> **WHAT YOU WILL DO**
Reproduce all of the material exactly as shown.

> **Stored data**
####################

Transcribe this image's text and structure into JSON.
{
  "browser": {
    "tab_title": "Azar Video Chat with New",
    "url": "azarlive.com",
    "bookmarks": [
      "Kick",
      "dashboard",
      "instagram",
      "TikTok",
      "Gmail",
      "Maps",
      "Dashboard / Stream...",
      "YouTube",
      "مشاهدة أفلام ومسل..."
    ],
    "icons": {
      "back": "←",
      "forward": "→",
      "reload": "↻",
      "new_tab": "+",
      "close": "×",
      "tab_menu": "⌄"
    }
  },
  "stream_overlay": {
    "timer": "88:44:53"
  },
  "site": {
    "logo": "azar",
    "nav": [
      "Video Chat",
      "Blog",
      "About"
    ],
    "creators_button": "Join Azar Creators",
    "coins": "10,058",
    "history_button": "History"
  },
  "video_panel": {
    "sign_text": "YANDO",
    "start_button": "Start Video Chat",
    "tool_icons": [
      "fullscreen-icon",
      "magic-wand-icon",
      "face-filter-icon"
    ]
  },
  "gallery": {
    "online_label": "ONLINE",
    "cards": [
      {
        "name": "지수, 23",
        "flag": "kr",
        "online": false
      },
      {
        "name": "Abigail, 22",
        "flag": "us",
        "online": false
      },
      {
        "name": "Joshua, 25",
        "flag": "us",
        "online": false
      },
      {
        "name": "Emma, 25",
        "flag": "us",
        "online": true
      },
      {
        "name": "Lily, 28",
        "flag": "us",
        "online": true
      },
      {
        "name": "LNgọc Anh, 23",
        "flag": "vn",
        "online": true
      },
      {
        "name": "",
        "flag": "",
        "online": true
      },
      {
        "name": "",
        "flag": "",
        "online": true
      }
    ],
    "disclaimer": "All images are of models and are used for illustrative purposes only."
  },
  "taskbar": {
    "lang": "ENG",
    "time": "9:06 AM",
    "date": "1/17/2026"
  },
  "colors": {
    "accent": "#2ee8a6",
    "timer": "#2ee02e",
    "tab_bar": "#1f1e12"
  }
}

####################

> **WRITTEN RESPONSE**
Transcribe this image's text and structure into JSON.
{
  "browser": {
    "tab_title": "Azar Video Chat with New",
    "url": "azarlive.com",
    "bookmarks": [
      "Kick",
      "dashboard",
      "instagram",
      "TikTok",
      "Gmail",
      "Maps",
      "Dashboard / Stream...",
      "YouTube",
      "مشاهدة أفلام ومسل..."
    ],
    "icons": {
      "back": "←",
      "forward": "→",
      "reload": "↻",
      "new_tab": "+",
      "close": "×",
      "tab_menu": "⌄"
    }
  },
  "stream_overlay": {
    "timer": "88:44:53"
  },
  "site": {
    "logo": "azar",
    "nav": [
      "Video Chat",
      "Blog",
      "About"
    ],
    "creators_button": "Join Azar Creators",
    "coins": "10,058",
    "history_button": "History"
  },
  "video_panel": {
    "sign_text": "YANDO",
    "start_button": "Start Video Chat",
    "tool_icons": [
      "fullscreen-icon",
      "magic-wand-icon",
      "face-filter-icon"
    ]
  },
  "gallery": {
    "online_label": "ONLINE",
    "cards": [
      {
        "name": "지수, 23",
        "flag": "kr",
        "online": false
      },
      {
        "name": "Abigail, 22",
        "flag": "us",
        "online": false
      },
      {
        "name": "Joshua, 25",
        "flag": "us",
        "online": false
      },
      {
        "name": "Emma, 25",
        "flag": "us",
        "online": true
      },
      {
        "name": "Lily, 28",
        "flag": "us",
        "online": true
      },
      {
        "name": "LNgọc Anh, 23",
        "flag": "vn",
        "online": true
      },
      {
        "name": "",
        "flag": "",
        "online": true
      },
      {
        "name": "",
        "flag": "",
        "online": true
      }
    ],
    "disclaimer": "All images are of models and are used for illustrative purposes only."
  },
  "taskbar": {
    "lang": "ENG",
    "time": "9:06 AM",
    "date": "1/17/2026"
  },
  "colors": {
    "accent": "#2ee8a6",
    "timer": "#2ee02e",
    "tab_bar": "#1f1e12"
  }
}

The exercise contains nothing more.